(Stored data entries)
☆ ☆ ☆ ☆ ☆ ☆ ☆
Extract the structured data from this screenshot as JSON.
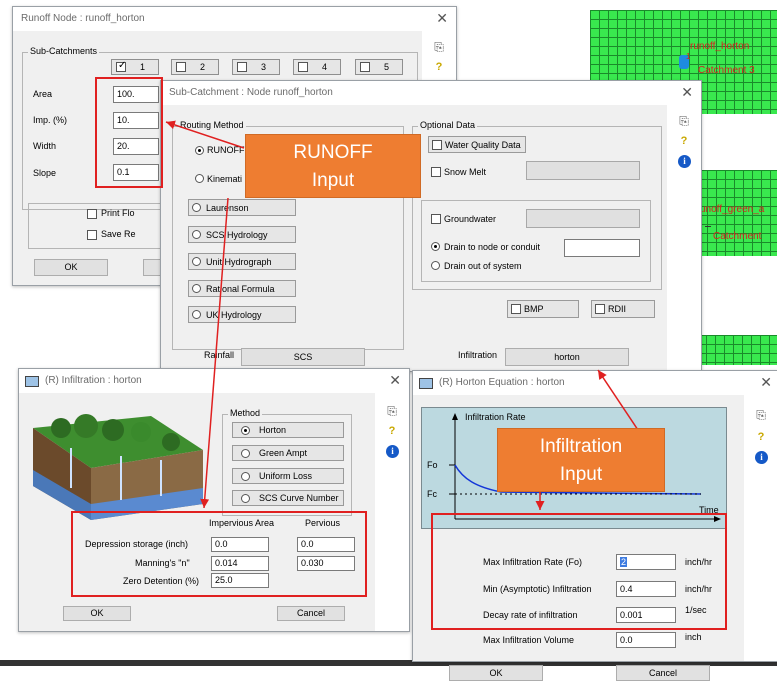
{
  "map": {
    "node_label_1": "runoff_horton",
    "node_tag_1": "1",
    "catch_label_1": "Catchment 3",
    "node_label_2": "unoff_green_a",
    "catch_label_2": "Catchment"
  },
  "runoff_node": {
    "title": "Runoff Node : runoff_horton",
    "subcatch_group": "Sub-Catchments",
    "tabs": [
      "1",
      "2",
      "3",
      "4",
      "5"
    ],
    "area_label": "Area",
    "area_value": "100.",
    "imp_label": "Imp. (%)",
    "imp_value": "10.",
    "width_label": "Width",
    "width_value": "20.",
    "slope_label": "Slope",
    "slope_value": "0.1",
    "print_label": "Print Flo",
    "save_label": "Save Re",
    "ok_label": "OK"
  },
  "subcatch": {
    "title": "Sub-Catchment : Node runoff_horton",
    "routing_group": "Routing Method",
    "runoff_label": "RUNOFF",
    "kinematic_label": "Kinemati",
    "methods": [
      "Laurenson",
      "SCS Hydrology",
      "Unit Hydrograph",
      "Rational Formula",
      "UK Hydrology"
    ],
    "optional_group": "Optional Data",
    "water_quality": "Water Quality Data",
    "snow_melt": "Snow Melt",
    "groundwater": "Groundwater",
    "drain_node": "Drain to node or conduit",
    "drain_out": "Drain out of system",
    "bmp_label": "BMP",
    "rdii_label": "RDII",
    "rainfall_label": "Rainfall",
    "rainfall_button": "SCS",
    "infiltration_label": "Infiltration",
    "infiltration_button": "horton"
  },
  "infil_dialog": {
    "title": "(R) Infiltration : horton",
    "method_group": "Method",
    "methods": [
      "Horton",
      "Green Ampt",
      "Uniform Loss",
      "SCS Curve Number"
    ],
    "col_impervious": "Impervious Area",
    "col_pervious": "Pervious",
    "depression_label": "Depression storage   (inch)",
    "depression_imp": "0.0",
    "depression_perv": "0.0",
    "manning_label": "Manning's \"n\"",
    "manning_imp": "0.014",
    "manning_perv": "0.030",
    "zero_label": "Zero Detention (%)",
    "zero_value": "25.0",
    "ok_label": "OK",
    "cancel_label": "Cancel"
  },
  "horton_dialog": {
    "title": "(R) Horton Equation : horton",
    "chart_title": "Infiltration Rate",
    "fo_label": "Fo",
    "fc_label": "Fc",
    "time_label": "Time",
    "max_rate_label": "Max Infiltration Rate (Fo)",
    "max_rate_value": "2",
    "max_rate_unit": "inch/hr",
    "min_rate_label": "Min (Asymptotic) Infiltration",
    "min_rate_value": "0.4",
    "min_rate_unit": "inch/hr",
    "decay_label": "Decay rate of infiltration",
    "decay_value": "0.001",
    "decay_unit": "1/sec",
    "max_vol_label": "Max Infiltration Volume",
    "max_vol_value": "0.0",
    "max_vol_unit": "inch",
    "ok_label": "OK",
    "cancel_label": "Cancel"
  },
  "callouts": {
    "runoff": [
      "RUNOFF",
      "Input"
    ],
    "infiltration": [
      "Infiltration",
      "Input"
    ]
  },
  "colors": {
    "callout": "#ee7d31",
    "highlight": "#e02020",
    "grid": "#39e84e"
  }
}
☆ ☆ ☆ ☆ ☆ ☆ ☆
__Set task__: Copy the data word for word. Pictures do not go in the copy.

__Answer in full__:
Extract the structured data from this screenshot as JSON.
{
  "map": {
    "node_label_1": "runoff_horton",
    "node_tag_1": "1",
    "catch_label_1": "Catchment 3",
    "node_label_2": "unoff_green_a",
    "catch_label_2": "Catchment"
  },
  "runoff_node": {
    "title": "Runoff Node : runoff_horton",
    "subcatch_group": "Sub-Catchments",
    "tabs": [
      "1",
      "2",
      "3",
      "4",
      "5"
    ],
    "area_label": "Area",
    "area_value": "100.",
    "imp_label": "Imp. (%)",
    "imp_value": "10.",
    "width_label": "Width",
    "width_value": "20.",
    "slope_label": "Slope",
    "slope_value": "0.1",
    "print_label": "Print Flo",
    "save_label": "Save Re",
    "ok_label": "OK"
  },
  "subcatch": {
    "title": "Sub-Catchment : Node runoff_horton",
    "routing_group": "Routing Method",
    "runoff_label": "RUNOFF",
    "kinematic_label": "Kinemati",
    "methods": [
      "Laurenson",
      "SCS Hydrology",
      "Unit Hydrograph",
      "Rational Formula",
      "UK Hydrology"
    ],
    "optional_group": "Optional Data",
    "water_quality": "Water Quality Data",
    "snow_melt": "Snow Melt",
    "groundwater": "Groundwater",
    "drain_node": "Drain to node or conduit",
    "drain_out": "Drain out of system",
    "bmp_label": "BMP",
    "rdii_label": "RDII",
    "rainfall_label": "Rainfall",
    "rainfall_button": "SCS",
    "infiltration_label": "Infiltration",
    "infiltration_button": "horton"
  },
  "infil_dialog": {
    "title": "(R) Infiltration : horton",
    "method_group": "Method",
    "methods": [
      "Horton",
      "Green Ampt",
      "Uniform Loss",
      "SCS Curve Number"
    ],
    "col_impervious": "Impervious Area",
    "col_pervious": "Pervious",
    "depression_label": "Depression storage   (inch)",
    "depression_imp": "0.0",
    "depression_perv": "0.0",
    "manning_label": "Manning's \"n\"",
    "manning_imp": "0.014",
    "manning_perv": "0.030",
    "zero_label": "Zero Detention (%)",
    "zero_value": "25.0",
    "ok_label": "OK",
    "cancel_label": "Cancel"
  },
  "horton_dialog": {
    "title": "(R) Horton Equation : horton",
    "chart_title": "Infiltration Rate",
    "fo_label": "Fo",
    "fc_label": "Fc",
    "time_label": "Time",
    "max_rate_label": "Max Infiltration Rate (Fo)",
    "max_rate_value": "2",
    "max_rate_unit": "inch/hr",
    "min_rate_label": "Min (Asymptotic) Infiltration",
    "min_rate_value": "0.4",
    "min_rate_unit": "inch/hr",
    "decay_label": "Decay rate of infiltration",
    "decay_value": "0.001",
    "decay_unit": "1/sec",
    "max_vol_label": "Max Infiltration Volume",
    "max_vol_value": "0.0",
    "max_vol_unit": "inch",
    "ok_label": "OK",
    "cancel_label": "Cancel"
  },
  "callouts": {
    "runoff": [
      "RUNOFF",
      "Input"
    ],
    "infiltration": [
      "Infiltration",
      "Input"
    ]
  },
  "colors": {
    "callout": "#ee7d31",
    "highlight": "#e02020",
    "grid": "#39e84e"
  }
}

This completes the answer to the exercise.